DATA TO PROCESS:
▬▬▬▬▬▬▬▬▬▬
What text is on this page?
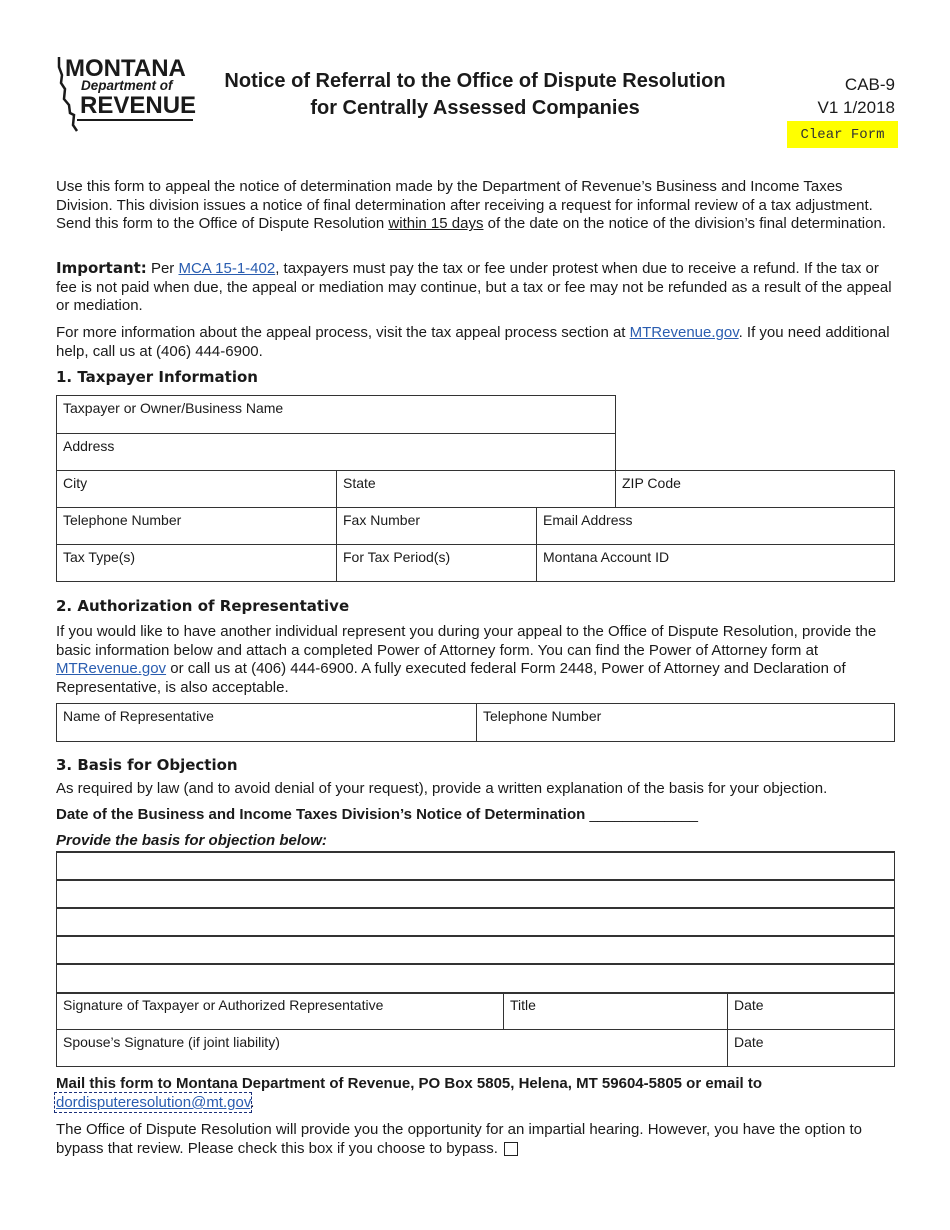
MONTANA
Department of
REVENUE
Notice of Referral to the Office of Dispute Resolution
for Centrally Assessed Companies
CAB-9
V1 1/2018
Clear Form
Use this form to appeal the notice of determination made by the Department of Revenue’s Business and Income Taxes Division. This division issues a notice of final determination after receiving a request for informal review of a tax adjustment. Send this form to the Office of Dispute Resolution within 15 days of the date on the notice of the division’s final determination.
Important: Per MCA 15-1-402, taxpayers must pay the tax or fee under protest when due to receive a refund. If the tax or fee is not paid when due, the appeal or mediation may continue, but a tax or fee may not be refunded as a result of the appeal or mediation.
For more information about the appeal process, visit the tax appeal process section at MTRevenue.gov. If you need additional help, call us at (406) 444-6900.
1. Taxpayer Information
Taxpayer or Owner/Business Name
Address
City	State	ZIP Code
Telephone Number	Fax Number	Email Address
Tax Type(s)	For Tax Period(s)	Montana Account ID
2. Authorization of Representative
If you would like to have another individual represent you during your appeal to the Office of Dispute Resolution, provide the basic information below and attach a completed Power of Attorney form. You can find the Power of Attorney form at MTRevenue.gov or call us at (406) 444-6900. A fully executed federal Form 2448, Power of Attorney and Declaration of Representative, is also acceptable.
Name of Representative	Telephone Number
3. Basis for Objection
As required by law (and to avoid denial of your request), provide a written explanation of the basis for your objection.
Date of the Business and Income Taxes Division’s Notice of Determination _____________
Provide the basis for objection below:
Signature of Taxpayer or Authorized Representative	Title	Date
Spouse’s Signature (if joint liability)	Date
Mail this form to Montana Department of Revenue, PO Box 5805, Helena, MT 59604-5805 or email to
dordisputeresolution@mt.gov.
The Office of Dispute Resolution will provide you the opportunity for an impartial hearing. However, you have the option to bypass that review. Please check this box if you choose to bypass.
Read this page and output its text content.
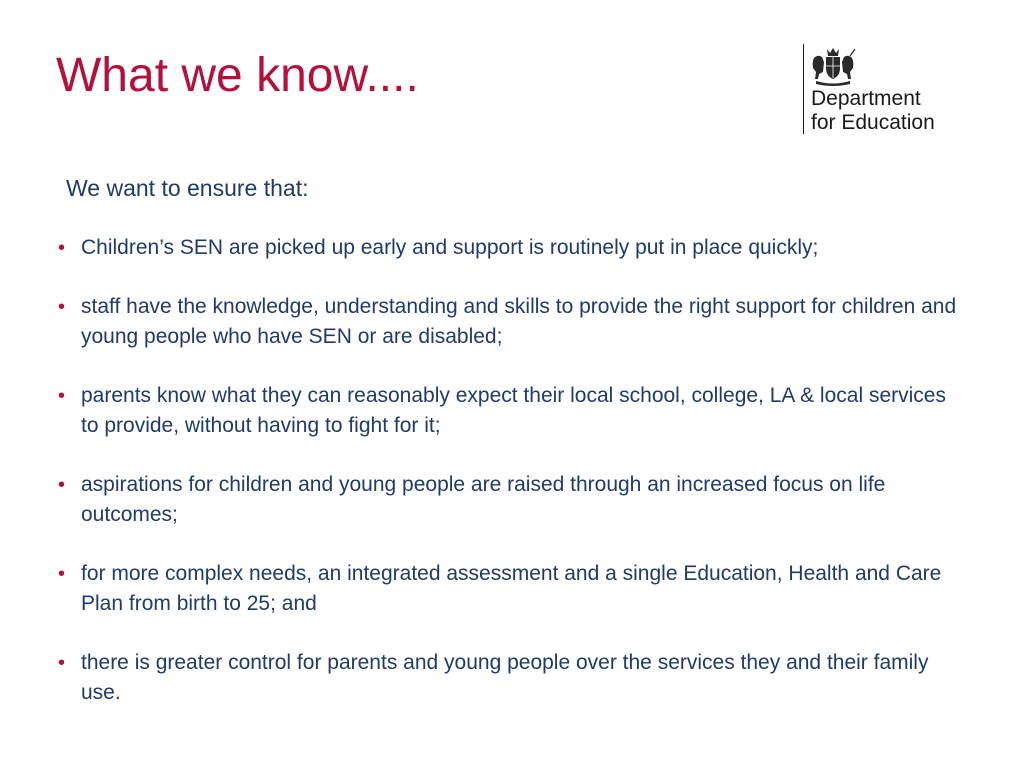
What we know....	Department
for Education
We want to ensure that:
• Children’s SEN are picked up early and support is routinely put in place quickly;
• staff have the knowledge, understanding and skills to provide the right support for children and young people who have SEN or are disabled;
• parents know what they can reasonably expect their local school, college, LA & local services to provide, without having to fight for it;
• aspirations for children and young people are raised through an increased focus on life outcomes;
• for more complex needs, an integrated assessment and a single Education, Health and Care Plan from birth to 25; and
• there is greater control for parents and young people over the services they and their family use.
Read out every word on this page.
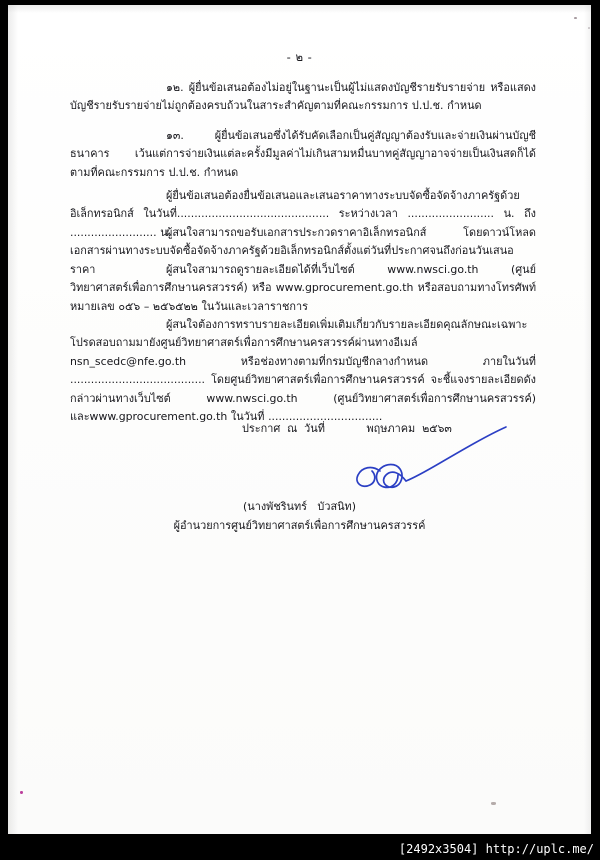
- ๒ -
๑๒. ผู้ยื่นข้อเสนอต้องไม่อยู่ในฐานะเป็นผู้ไม่แสดงบัญชีรายรับรายจ่าย หรือแสดงบัญชีรายรับรายจ่ายไม่ถูกต้องครบถ้วนในสาระสำคัญตามที่คณะกรรมการ ป.ป.ช. กำหนด
๑๓. ผู้ยื่นข้อเสนอซึ่งได้รับคัดเลือกเป็นคู่สัญญาต้องรับและจ่ายเงินผ่านบัญชีธนาคาร เว้นแต่การจ่ายเงินแต่ละครั้งมีมูลค่าไม่เกินสามหมื่นบาทคู่สัญญาอาจจ่ายเป็นเงินสดก็ได้ ตามที่คณะกรรมการ ป.ป.ช. กำหนด
ผู้ยื่นข้อเสนอต้องยื่นข้อเสนอและเสนอราคาทางระบบจัดซื้อจัดจ้างภาครัฐด้วยอิเล็กทรอนิกส์ ในวันที่............................................ ระหว่างเวลา ......................... น. ถึง ......................... น.
ผู้สนใจสามารถขอรับเอกสารประกวดราคาอิเล็กทรอนิกส์ โดยดาวน์โหลดเอกสารผ่านทางระบบจัดซื้อจัดจ้างภาครัฐด้วยอิเล็กทรอนิกส์ตั้งแต่วันที่ประกาศจนถึงก่อนวันเสนอราคา	ผู้สนใจสามารถดูรายละเอียดได้ที่เว็บไซต์ www.nwsci.go.th (ศูนย์วิทยาศาสตร์เพื่อการศึกษานครสวรรค์) หรือ www.gprocurement.go.th หรือสอบถามทางโทรศัพท์หมายเลข ๐๕๖ – ๒๕๖๕๒๒ ในวันและเวลาราชการ
ผู้สนใจต้องการทราบรายละเอียดเพิ่มเติมเกี่ยวกับรายละเอียดคุณลักษณะเฉพาะ โปรดสอบถามมายังศูนย์วิทยาศาสตร์เพื่อการศึกษานครสวรรค์ผ่านทางอีเมล์ nsn_scedc@nfe.go.th หรือช่องทางตามที่กรมบัญชีกลางกำหนด ภายในวันที่ ....................................... โดยศูนย์วิทยาศาสตร์เพื่อการศึกษานครสวรรค์ จะชี้แจงรายละเอียดดังกล่าวผ่านทางเว็บไซต์ www.nwsci.go.th (ศูนย์วิทยาศาสตร์เพื่อการศึกษานครสวรรค์) และwww.gprocurement.go.th ในวันที่ .................................
ประกาศ  ณ  วันที่            พฤษภาคม  ๒๕๖๓
(นางพัชรินทร์   บัวสนิท)
ผู้อำนวยการศูนย์วิทยาศาสตร์เพื่อการศึกษานครสวรรค์
[2492x3504] http://uplc.me/
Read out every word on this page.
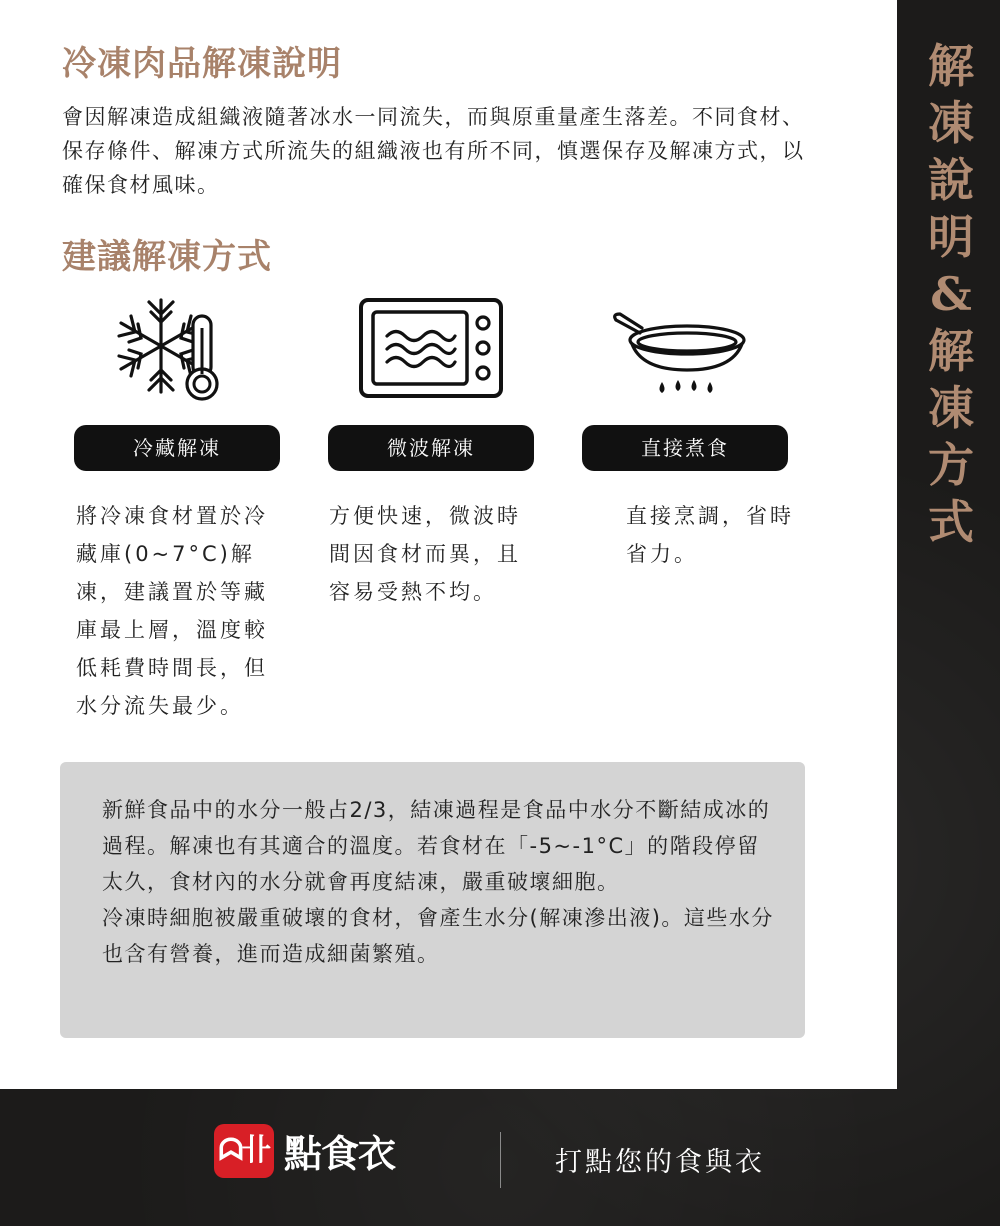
解凍說明&解凍方式
冷凍肉品解凍說明

會因解凍造成組織液隨著冰水一同流失，而與原重量產生落差。不同食材、保存條件、解凍方式所流失的組織液也有所不同，慎選保存及解凍方式，以確保食材風味。

建議解凍方式
冷藏解凍	微波解凍	直接煮食

將冷凍食材置於冷藏庫(0~7°C)解凍，建議置於等藏庫最上層，溫度較低耗費時間長，但水分流失最少。

方便快速，微波時間因食材而異，且容易受熱不均。

直接烹調，省時省力。

新鮮食品中的水分一般占2/3，結凍過程是食品中水分不斷結成冰的過程。解凍也有其適合的溫度。若食材在「-5~-1°C」的階段停留太久，食材內的水分就會再度結凍，嚴重破壞細胞。

冷凍時細胞被嚴重破壞的食材，會產生水分(解凍滲出液)。這些水分也含有營養，進而造成細菌繁殖。

ᗣ卝 點食衣	打點您的食與衣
▬▬▬▬▬▬▬▬▬▬
DO THIS:
Output all of the data exactly as it stands, minus any images.

FULL OUTPUT:
What text is on this page?
MONTANA
Department of
REVENUE
Notice of Referral to the Office of Dispute Resolution
for Centrally Assessed Companies
CAB-9
V1 1/2018
Clear Form
Use this form to appeal the notice of determination made by the Department of Revenue’s Business and Income Taxes Division. This division issues a notice of final determination after receiving a request for informal review of a tax adjustment. Send this form to the Office of Dispute Resolution within 15 days of the date on the notice of the division’s final determination.
Important: Per MCA 15-1-402, taxpayers must pay the tax or fee under protest when due to receive a refund. If the tax or fee is not paid when due, the appeal or mediation may continue, but a tax or fee may not be refunded as a result of the appeal or mediation.
For more information about the appeal process, visit the tax appeal process section at MTRevenue.gov. If you need additional help, call us at (406) 444-6900.
1. Taxpayer Information
Taxpayer or Owner/Business Name
Address
City	State	ZIP Code
Telephone Number	Fax Number	Email Address
Tax Type(s)	For Tax Period(s)	Montana Account ID
2. Authorization of Representative
If you would like to have another individual represent you during your appeal to the Office of Dispute Resolution, provide the basic information below and attach a completed Power of Attorney form. You can find the Power of Attorney form at MTRevenue.gov or call us at (406) 444-6900. A fully executed federal Form 2448, Power of Attorney and Declaration of Representative, is also acceptable.
Name of Representative	Telephone Number
3. Basis for Objection
As required by law (and to avoid denial of your request), provide a written explanation of the basis for your objection.
Date of the Business and Income Taxes Division’s Notice of Determination _____________
Provide the basis for objection below:
Signature of Taxpayer or Authorized Representative	Title	Date
Spouse’s Signature (if joint liability)	Date
Mail this form to Montana Department of Revenue, PO Box 5805, Helena, MT 59604-5805 or email to
dordisputeresolution@mt.gov.
The Office of Dispute Resolution will provide you the opportunity for an impartial hearing. However, you have the option to bypass that review. Please check this box if you choose to bypass.
Read this page and output its text content.
What we know....	Department
for Education
We want to ensure that:
• Children’s SEN are picked up early and support is routinely put in place quickly;
• staff have the knowledge, understanding and skills to provide the right support for children and young people who have SEN or are disabled;
• parents know what they can reasonably expect their local school, college, LA & local services to provide, without having to fight for it;
• aspirations for children and young people are raised through an increased focus on life outcomes;
• for more complex needs, an integrated assessment and a single Education, Health and Care Plan from birth to 25; and
• there is greater control for parents and young people over the services they and their family use.
Read out every word on this page.
- ๒ -
๑๒. ผู้ยื่นข้อเสนอต้องไม่อยู่ในฐานะเป็นผู้ไม่แสดงบัญชีรายรับรายจ่าย หรือแสดงบัญชีรายรับรายจ่ายไม่ถูกต้องครบถ้วนในสาระสำคัญตามที่คณะกรรมการ ป.ป.ช. กำหนด
๑๓. ผู้ยื่นข้อเสนอซึ่งได้รับคัดเลือกเป็นคู่สัญญาต้องรับและจ่ายเงินผ่านบัญชีธนาคาร เว้นแต่การจ่ายเงินแต่ละครั้งมีมูลค่าไม่เกินสามหมื่นบาทคู่สัญญาอาจจ่ายเป็นเงินสดก็ได้ ตามที่คณะกรรมการ ป.ป.ช. กำหนด
ผู้ยื่นข้อเสนอต้องยื่นข้อเสนอและเสนอราคาทางระบบจัดซื้อจัดจ้างภาครัฐด้วยอิเล็กทรอนิกส์ ในวันที่............................................ ระหว่างเวลา ......................... น. ถึง ......................... น.
ผู้สนใจสามารถขอรับเอกสารประกวดราคาอิเล็กทรอนิกส์ โดยดาวน์โหลดเอกสารผ่านทางระบบจัดซื้อจัดจ้างภาครัฐด้วยอิเล็กทรอนิกส์ตั้งแต่วันที่ประกาศจนถึงก่อนวันเสนอราคา	ผู้สนใจสามารถดูรายละเอียดได้ที่เว็บไซต์ www.nwsci.go.th (ศูนย์วิทยาศาสตร์เพื่อการศึกษานครสวรรค์) หรือ www.gprocurement.go.th หรือสอบถามทางโทรศัพท์หมายเลข ๐๕๖ – ๒๕๖๕๒๒ ในวันและเวลาราชการ
ผู้สนใจต้องการทราบรายละเอียดเพิ่มเติมเกี่ยวกับรายละเอียดคุณลักษณะเฉพาะ โปรดสอบถามมายังศูนย์วิทยาศาสตร์เพื่อการศึกษานครสวรรค์ผ่านทางอีเมล์ nsn_scedc@nfe.go.th หรือช่องทางตามที่กรมบัญชีกลางกำหนด ภายในวันที่ ....................................... โดยศูนย์วิทยาศาสตร์เพื่อการศึกษานครสวรรค์ จะชี้แจงรายละเอียดดังกล่าวผ่านทางเว็บไซต์ www.nwsci.go.th (ศูนย์วิทยาศาสตร์เพื่อการศึกษานครสวรรค์) และwww.gprocurement.go.th ในวันที่ .................................
ประกาศ  ณ  วันที่            พฤษภาคม  ๒๕๖๓
(นางพัชรินทร์   บัวสนิท)
ผู้อำนวยการศูนย์วิทยาศาสตร์เพื่อการศึกษานครสวรรค์
[2492x3504] http://uplc.me/
Read out every word on this page.
解凍說明&解凍方式
冷凍肉品解凍說明

會因解凍造成組織液隨著冰水一同流失，而與原重量產生落差。不同食材、保存條件、解凍方式所流失的組織液也有所不同，慎選保存及解凍方式，以確保食材風味。

建議解凍方式
冷藏解凍	微波解凍	直接煮食

將冷凍食材置於冷藏庫(0~7°C)解凍，建議置於等藏庫最上層，溫度較低耗費時間長，但水分流失最少。

方便快速，微波時間因食材而異，且容易受熱不均。

直接烹調，省時省力。

新鮮食品中的水分一般占2/3，結凍過程是食品中水分不斷結成冰的過程。解凍也有其適合的溫度。若食材在「-5~-1°C」的階段停留太久，食材內的水分就會再度結凍，嚴重破壞細胞。

冷凍時細胞被嚴重破壞的食材，會產生水分(解凍滲出液)。這些水分也含有營養，進而造成細菌繁殖。

ᗣ卝 點食衣	打點您的食與衣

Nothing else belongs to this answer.